**REQUIRED WORK:**
Collect the lines of the entries where "regional" shows up.

※ ※ ※

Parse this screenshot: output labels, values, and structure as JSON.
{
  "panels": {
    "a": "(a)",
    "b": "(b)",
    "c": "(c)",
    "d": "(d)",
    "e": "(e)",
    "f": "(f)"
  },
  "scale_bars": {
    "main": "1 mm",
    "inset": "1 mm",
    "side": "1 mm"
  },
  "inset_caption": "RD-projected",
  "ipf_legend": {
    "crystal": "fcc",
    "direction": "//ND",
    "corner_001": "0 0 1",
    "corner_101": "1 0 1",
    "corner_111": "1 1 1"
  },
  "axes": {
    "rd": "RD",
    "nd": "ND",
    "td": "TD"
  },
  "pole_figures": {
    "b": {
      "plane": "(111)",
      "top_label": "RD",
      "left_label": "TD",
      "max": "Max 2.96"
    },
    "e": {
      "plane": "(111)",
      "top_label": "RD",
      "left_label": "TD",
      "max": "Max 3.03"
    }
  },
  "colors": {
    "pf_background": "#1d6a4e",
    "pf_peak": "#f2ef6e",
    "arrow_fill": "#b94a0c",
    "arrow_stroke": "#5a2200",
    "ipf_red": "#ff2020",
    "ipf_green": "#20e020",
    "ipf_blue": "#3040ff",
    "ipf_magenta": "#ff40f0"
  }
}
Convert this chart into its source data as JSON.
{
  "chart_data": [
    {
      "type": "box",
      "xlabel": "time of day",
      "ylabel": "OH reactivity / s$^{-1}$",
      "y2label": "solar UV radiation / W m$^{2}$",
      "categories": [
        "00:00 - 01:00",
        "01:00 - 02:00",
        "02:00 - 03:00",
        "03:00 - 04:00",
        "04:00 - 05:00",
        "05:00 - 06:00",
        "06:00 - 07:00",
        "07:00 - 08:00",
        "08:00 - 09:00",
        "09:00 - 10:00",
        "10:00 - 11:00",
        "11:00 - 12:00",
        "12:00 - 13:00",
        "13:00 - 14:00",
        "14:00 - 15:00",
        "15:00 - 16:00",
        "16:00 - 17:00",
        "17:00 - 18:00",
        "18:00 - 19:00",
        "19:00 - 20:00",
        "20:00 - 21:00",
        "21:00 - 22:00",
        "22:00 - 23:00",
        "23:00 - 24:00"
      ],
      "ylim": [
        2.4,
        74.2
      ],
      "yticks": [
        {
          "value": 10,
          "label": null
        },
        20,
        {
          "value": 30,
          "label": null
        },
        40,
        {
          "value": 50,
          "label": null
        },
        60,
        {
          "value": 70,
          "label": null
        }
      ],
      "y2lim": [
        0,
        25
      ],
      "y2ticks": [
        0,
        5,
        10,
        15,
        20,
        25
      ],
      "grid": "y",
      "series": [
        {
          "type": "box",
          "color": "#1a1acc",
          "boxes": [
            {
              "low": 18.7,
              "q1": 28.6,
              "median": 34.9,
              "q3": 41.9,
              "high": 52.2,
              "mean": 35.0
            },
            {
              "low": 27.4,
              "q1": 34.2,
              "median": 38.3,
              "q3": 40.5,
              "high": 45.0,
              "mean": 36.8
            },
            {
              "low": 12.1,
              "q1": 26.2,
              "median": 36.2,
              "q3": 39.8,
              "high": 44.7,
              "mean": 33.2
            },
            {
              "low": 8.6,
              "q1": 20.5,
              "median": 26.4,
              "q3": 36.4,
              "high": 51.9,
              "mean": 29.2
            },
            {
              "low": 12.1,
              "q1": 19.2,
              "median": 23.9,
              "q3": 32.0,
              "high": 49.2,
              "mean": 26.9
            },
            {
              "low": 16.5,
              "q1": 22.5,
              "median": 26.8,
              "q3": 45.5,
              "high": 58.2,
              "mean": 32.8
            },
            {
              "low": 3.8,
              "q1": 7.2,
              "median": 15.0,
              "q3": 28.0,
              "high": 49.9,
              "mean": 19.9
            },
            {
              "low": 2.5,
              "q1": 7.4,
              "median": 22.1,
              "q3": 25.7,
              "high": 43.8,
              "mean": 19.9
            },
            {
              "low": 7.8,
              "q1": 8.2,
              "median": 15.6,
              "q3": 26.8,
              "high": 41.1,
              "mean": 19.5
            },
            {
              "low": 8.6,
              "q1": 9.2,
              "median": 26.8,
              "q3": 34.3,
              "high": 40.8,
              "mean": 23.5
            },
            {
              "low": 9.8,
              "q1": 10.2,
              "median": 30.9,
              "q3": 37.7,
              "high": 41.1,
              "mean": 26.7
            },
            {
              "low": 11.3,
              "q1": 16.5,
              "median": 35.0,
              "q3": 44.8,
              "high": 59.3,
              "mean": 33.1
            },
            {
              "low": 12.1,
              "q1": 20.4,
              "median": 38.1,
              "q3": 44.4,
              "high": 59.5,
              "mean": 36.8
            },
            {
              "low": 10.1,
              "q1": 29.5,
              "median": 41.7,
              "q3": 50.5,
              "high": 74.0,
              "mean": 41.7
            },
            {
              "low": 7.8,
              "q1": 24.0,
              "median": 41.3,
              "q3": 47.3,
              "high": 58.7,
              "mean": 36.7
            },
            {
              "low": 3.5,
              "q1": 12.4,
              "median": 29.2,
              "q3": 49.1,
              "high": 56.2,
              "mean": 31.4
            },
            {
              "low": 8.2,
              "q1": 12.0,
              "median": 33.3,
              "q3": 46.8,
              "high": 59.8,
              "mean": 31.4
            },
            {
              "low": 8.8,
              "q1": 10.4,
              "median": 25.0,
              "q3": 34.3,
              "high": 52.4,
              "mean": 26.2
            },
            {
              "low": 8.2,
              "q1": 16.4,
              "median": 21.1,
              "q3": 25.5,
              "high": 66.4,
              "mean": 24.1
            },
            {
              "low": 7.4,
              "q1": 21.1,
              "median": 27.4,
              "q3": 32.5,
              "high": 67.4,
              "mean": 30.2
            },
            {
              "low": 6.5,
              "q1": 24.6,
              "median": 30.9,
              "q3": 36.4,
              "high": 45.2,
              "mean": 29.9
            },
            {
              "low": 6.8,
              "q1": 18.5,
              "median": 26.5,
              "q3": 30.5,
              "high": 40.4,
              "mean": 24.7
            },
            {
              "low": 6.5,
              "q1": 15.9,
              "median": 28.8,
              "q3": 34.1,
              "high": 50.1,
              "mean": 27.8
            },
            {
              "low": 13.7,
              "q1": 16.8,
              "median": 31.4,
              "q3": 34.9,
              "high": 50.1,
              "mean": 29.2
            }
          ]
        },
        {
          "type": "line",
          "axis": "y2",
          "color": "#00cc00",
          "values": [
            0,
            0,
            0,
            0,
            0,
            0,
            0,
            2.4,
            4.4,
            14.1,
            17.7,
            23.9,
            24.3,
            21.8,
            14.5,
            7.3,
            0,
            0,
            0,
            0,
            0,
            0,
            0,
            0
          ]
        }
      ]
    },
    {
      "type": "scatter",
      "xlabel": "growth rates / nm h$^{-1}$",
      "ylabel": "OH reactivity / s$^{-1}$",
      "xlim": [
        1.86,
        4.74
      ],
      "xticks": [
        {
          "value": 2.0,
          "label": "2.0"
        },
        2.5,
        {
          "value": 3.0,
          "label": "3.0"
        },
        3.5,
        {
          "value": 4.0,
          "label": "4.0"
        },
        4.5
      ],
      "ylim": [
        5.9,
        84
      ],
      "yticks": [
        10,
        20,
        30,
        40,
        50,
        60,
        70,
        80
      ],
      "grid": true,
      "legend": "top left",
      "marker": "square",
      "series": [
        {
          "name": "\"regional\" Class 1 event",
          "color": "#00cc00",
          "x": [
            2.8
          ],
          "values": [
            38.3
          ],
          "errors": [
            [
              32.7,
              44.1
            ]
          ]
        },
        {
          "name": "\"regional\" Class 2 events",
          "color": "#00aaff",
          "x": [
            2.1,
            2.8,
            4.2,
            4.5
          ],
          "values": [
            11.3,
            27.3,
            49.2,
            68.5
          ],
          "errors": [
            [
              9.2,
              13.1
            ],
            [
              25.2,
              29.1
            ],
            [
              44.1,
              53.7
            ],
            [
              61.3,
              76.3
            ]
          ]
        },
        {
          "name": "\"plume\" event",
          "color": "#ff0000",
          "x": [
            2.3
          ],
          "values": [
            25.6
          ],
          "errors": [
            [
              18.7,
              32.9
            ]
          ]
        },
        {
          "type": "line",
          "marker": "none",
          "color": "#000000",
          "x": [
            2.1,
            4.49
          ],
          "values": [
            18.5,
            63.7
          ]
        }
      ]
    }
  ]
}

※ ※ ※

**FINISHED TASK:**
          "name": "\"regional\" Class 1 event",
          "name": "\"regional\" Class 2 events",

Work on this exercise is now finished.